__Task goal__
Count how many lines of the material contain the string "text", then give that number and nothing more.

A run of records
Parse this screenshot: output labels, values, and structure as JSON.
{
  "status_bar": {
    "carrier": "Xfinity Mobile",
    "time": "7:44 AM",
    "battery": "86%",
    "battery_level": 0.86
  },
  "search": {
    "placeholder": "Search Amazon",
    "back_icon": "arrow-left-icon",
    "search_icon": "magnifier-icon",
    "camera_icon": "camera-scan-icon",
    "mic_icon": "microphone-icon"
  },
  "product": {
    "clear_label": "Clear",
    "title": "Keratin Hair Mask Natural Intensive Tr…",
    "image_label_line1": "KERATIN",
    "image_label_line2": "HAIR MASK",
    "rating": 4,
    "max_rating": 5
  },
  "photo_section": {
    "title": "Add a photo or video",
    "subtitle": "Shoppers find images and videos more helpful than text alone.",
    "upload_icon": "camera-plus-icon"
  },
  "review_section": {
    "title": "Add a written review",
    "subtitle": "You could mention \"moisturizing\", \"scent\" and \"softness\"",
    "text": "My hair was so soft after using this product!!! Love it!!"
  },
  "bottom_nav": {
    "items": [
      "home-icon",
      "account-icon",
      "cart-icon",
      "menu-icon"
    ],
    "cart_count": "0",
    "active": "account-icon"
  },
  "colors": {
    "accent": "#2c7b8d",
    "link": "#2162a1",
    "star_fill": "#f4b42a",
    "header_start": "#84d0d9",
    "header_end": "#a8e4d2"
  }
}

__Exercise result__
2